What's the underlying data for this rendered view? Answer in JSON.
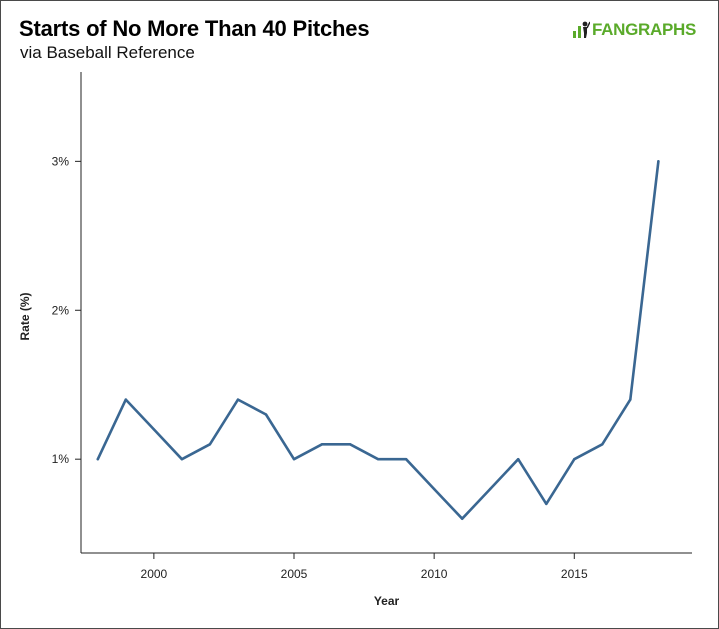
{
  "title": "Starts of No More Than 40 Pitches",
  "subtitle": "via Baseball Reference",
  "logo": {
    "text": "FANGRAPHS",
    "color": "#5aaa2a"
  },
  "chart_data": {
    "type": "line",
    "title": "Starts of No More Than 40 Pitches",
    "subtitle": "via Baseball Reference",
    "xlabel": "Year",
    "ylabel": "Rate (%)",
    "xlim": [
      1997.4,
      2019.2
    ],
    "ylim": [
      0.37,
      3.6
    ],
    "x_ticks": [
      2000,
      2005,
      2010,
      2015
    ],
    "y_ticks": [
      1,
      2,
      3
    ],
    "y_tick_labels": [
      "1%",
      "2%",
      "3%"
    ],
    "grid": false,
    "line_color": "#3a6792",
    "series": [
      {
        "x": [
          1998,
          1999,
          2000,
          2001,
          2002,
          2003,
          2004,
          2005,
          2006,
          2007,
          2008,
          2009,
          2010,
          2011,
          2012,
          2013,
          2014,
          2015,
          2016,
          2017,
          2018
        ],
        "values": [
          1.0,
          1.4,
          1.2,
          1.0,
          1.1,
          1.4,
          1.3,
          1.0,
          1.1,
          1.1,
          1.0,
          1.0,
          0.8,
          0.6,
          0.8,
          1.0,
          0.7,
          1.0,
          1.1,
          1.4,
          3.0
        ]
      }
    ]
  }
}
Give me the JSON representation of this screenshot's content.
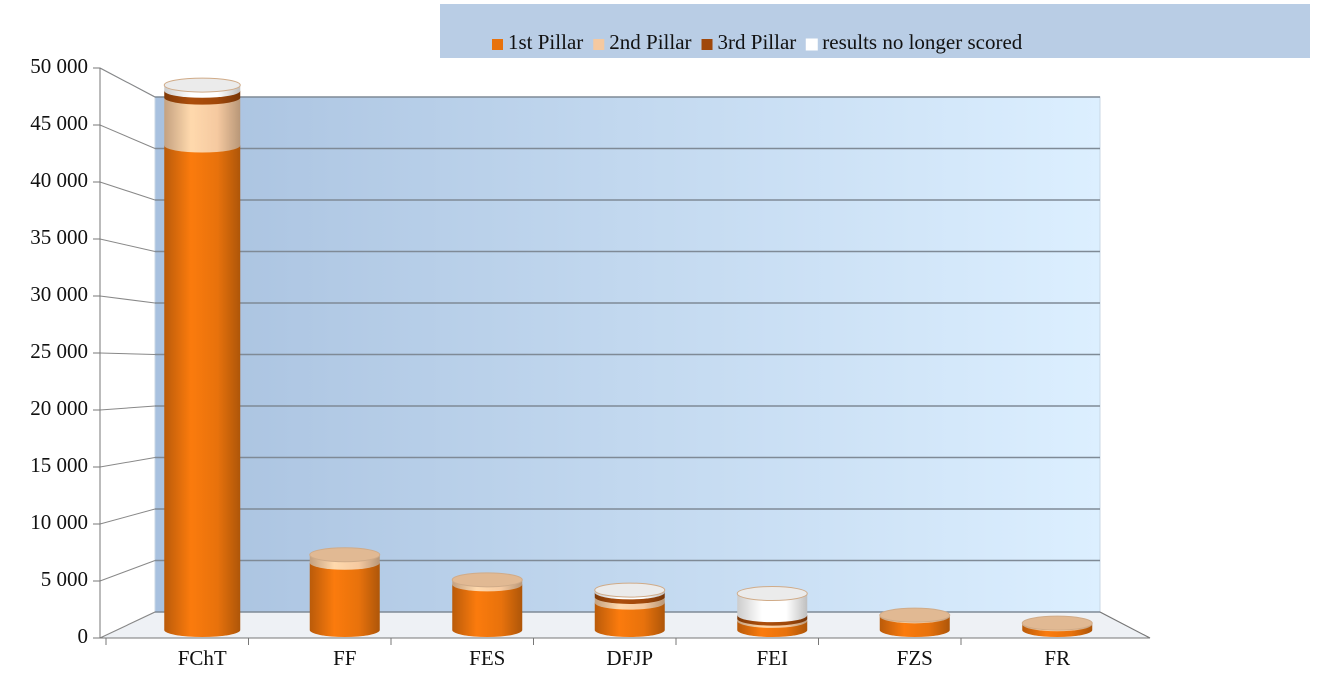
{
  "chart_data": {
    "type": "bar3d_stacked",
    "categories": [
      "FChT",
      "FF",
      "FES",
      "DFJP",
      "FEI",
      "FZS",
      "FR"
    ],
    "series": [
      {
        "name": "1st Pillar",
        "color": "#e8720c",
        "values": [
          42500,
          5900,
          4000,
          2400,
          800,
          1200,
          500
        ]
      },
      {
        "name": "2nd Pillar",
        "color": "#f5c9a0",
        "values": [
          4200,
          700,
          400,
          500,
          200,
          100,
          100
        ]
      },
      {
        "name": "3rd Pillar",
        "color": "#a0480a",
        "values": [
          600,
          0,
          0,
          400,
          300,
          0,
          0
        ]
      },
      {
        "name": "results no longer scored",
        "color": "#ffffff",
        "values": [
          500,
          0,
          0,
          200,
          1900,
          0,
          0
        ]
      }
    ],
    "ylim": [
      0,
      50000
    ],
    "yticks": [
      0,
      {
        "value": 5000,
        "label": "5 000"
      },
      {
        "value": 10000,
        "label": "10 000"
      },
      {
        "value": 15000,
        "label": "15 000"
      },
      {
        "value": 20000,
        "label": "20 000"
      },
      {
        "value": 25000,
        "label": "25 000"
      },
      {
        "value": 30000,
        "label": "30 000"
      },
      {
        "value": 35000,
        "label": "35 000"
      },
      {
        "value": 40000,
        "label": "40 000"
      },
      {
        "value": 45000,
        "label": "45 000"
      },
      {
        "value": 50000,
        "label": "50 000"
      }
    ],
    "grid": true,
    "legend": "top"
  }
}
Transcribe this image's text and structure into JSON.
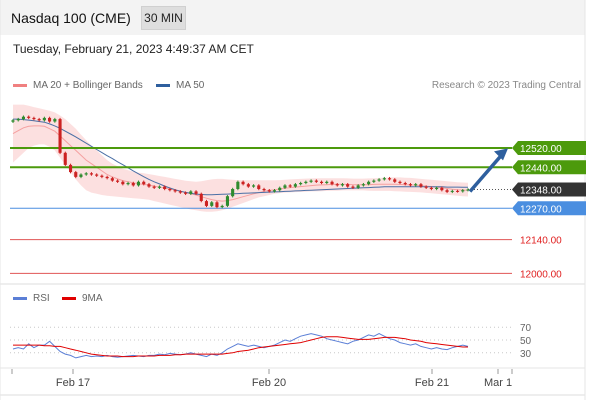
########################################
* _AIM_
Pick out each line containing the string "name" and copy it.

* _FINISHED ANSWER_
        "name": "1st Pillar",
        "name": "2nd Pillar",
        "name": "3rd Pillar",
        "name": "results no longer scored",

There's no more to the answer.